> Directive:
The lines to extract begin at the one containing "Serialize everything readable" and run to the end of the listing; set them down exactly and alone.
---------------
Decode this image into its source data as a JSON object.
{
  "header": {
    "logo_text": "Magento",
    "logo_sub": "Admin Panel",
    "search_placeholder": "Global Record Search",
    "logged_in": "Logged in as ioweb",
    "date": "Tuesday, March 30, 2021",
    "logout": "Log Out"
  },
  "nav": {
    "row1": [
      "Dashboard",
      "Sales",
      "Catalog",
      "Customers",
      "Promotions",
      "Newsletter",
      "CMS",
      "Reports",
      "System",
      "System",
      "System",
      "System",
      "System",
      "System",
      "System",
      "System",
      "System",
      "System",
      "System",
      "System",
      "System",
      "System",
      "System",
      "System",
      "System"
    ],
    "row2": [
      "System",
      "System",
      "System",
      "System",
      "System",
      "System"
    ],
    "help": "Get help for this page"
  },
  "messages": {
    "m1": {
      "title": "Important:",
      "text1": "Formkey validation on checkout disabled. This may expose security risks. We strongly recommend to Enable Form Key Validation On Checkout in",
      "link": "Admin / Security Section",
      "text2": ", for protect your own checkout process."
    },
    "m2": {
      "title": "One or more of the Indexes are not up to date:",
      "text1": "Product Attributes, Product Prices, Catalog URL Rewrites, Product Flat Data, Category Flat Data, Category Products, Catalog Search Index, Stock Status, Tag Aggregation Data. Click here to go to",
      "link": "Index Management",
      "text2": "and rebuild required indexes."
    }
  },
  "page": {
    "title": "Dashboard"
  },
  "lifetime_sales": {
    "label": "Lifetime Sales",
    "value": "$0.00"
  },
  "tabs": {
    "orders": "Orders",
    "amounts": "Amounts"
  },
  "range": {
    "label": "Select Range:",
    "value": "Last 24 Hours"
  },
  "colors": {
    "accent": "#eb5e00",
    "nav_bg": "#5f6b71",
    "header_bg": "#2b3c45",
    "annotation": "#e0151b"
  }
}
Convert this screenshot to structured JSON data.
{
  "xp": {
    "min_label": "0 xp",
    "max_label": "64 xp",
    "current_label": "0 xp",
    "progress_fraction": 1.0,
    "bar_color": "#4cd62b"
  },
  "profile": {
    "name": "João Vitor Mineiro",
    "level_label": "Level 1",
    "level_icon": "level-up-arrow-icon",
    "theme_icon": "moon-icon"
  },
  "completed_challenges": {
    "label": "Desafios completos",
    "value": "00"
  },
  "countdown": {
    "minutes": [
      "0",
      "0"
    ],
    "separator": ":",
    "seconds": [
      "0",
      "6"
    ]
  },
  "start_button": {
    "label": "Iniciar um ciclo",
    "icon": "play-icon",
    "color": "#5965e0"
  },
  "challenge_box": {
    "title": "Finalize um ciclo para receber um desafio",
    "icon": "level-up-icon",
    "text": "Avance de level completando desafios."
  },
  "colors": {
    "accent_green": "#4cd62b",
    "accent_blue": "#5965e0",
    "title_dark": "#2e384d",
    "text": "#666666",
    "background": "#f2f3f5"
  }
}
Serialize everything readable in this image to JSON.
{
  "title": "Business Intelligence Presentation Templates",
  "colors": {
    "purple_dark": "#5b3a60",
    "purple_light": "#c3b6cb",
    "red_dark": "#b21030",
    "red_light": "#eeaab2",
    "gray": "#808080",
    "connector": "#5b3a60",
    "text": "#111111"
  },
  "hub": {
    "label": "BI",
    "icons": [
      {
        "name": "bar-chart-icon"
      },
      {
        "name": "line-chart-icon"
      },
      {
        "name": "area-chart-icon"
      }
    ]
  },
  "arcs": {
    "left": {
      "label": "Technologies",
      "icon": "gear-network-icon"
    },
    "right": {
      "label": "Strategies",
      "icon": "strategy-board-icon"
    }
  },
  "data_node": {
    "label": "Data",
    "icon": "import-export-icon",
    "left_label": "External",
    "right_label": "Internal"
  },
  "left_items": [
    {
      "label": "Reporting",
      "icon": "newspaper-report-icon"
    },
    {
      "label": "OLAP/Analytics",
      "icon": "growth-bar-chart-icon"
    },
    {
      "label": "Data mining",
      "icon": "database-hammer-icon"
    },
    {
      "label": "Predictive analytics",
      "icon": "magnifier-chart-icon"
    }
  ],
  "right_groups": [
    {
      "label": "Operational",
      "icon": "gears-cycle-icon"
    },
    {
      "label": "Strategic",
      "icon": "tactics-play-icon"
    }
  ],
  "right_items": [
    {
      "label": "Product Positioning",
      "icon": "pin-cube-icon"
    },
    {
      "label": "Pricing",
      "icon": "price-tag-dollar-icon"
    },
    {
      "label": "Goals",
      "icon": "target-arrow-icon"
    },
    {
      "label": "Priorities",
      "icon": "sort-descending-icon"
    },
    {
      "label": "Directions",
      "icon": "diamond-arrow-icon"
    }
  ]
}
---------------
> Task result:
Serialize everything readable in this image to JSON.
{
  "title": "Business Intelligence Presentation Templates",
  "colors": {
    "purple_dark": "#5b3a60",
    "purple_light": "#c3b6cb",
    "red_dark": "#b21030",
    "red_light": "#eeaab2",
    "gray": "#808080",
    "connector": "#5b3a60",
    "text": "#111111"
  },
  "hub": {
    "label": "BI",
    "icons": [
      {
        "name": "bar-chart-icon"
      },
      {
        "name": "line-chart-icon"
      },
      {
        "name": "area-chart-icon"
      }
    ]
  },
  "arcs": {
    "left": {
      "label": "Technologies",
      "icon": "gear-network-icon"
    },
    "right": {
      "label": "Strategies",
      "icon": "strategy-board-icon"
    }
  },
  "data_node": {
    "label": "Data",
    "icon": "import-export-icon",
    "left_label": "External",
    "right_label": "Internal"
  },
  "left_items": [
    {
      "label": "Reporting",
      "icon": "newspaper-report-icon"
    },
    {
      "label": "OLAP/Analytics",
      "icon": "growth-bar-chart-icon"
    },
    {
      "label": "Data mining",
      "icon": "database-hammer-icon"
    },
    {
      "label": "Predictive analytics",
      "icon": "magnifier-chart-icon"
    }
  ],
  "right_groups": [
    {
      "label": "Operational",
      "icon": "gears-cycle-icon"
    },
    {
      "label": "Strategic",
      "icon": "tactics-play-icon"
    }
  ],
  "right_items": [
    {
      "label": "Product Positioning",
      "icon": "pin-cube-icon"
    },
    {
      "label": "Pricing",
      "icon": "price-tag-dollar-icon"
    },
    {
      "label": "Goals",
      "icon": "target-arrow-icon"
    },
    {
      "label": "Priorities",
      "icon": "sort-descending-icon"
    },
    {
      "label": "Directions",
      "icon": "diamond-arrow-icon"
    }
  ]
}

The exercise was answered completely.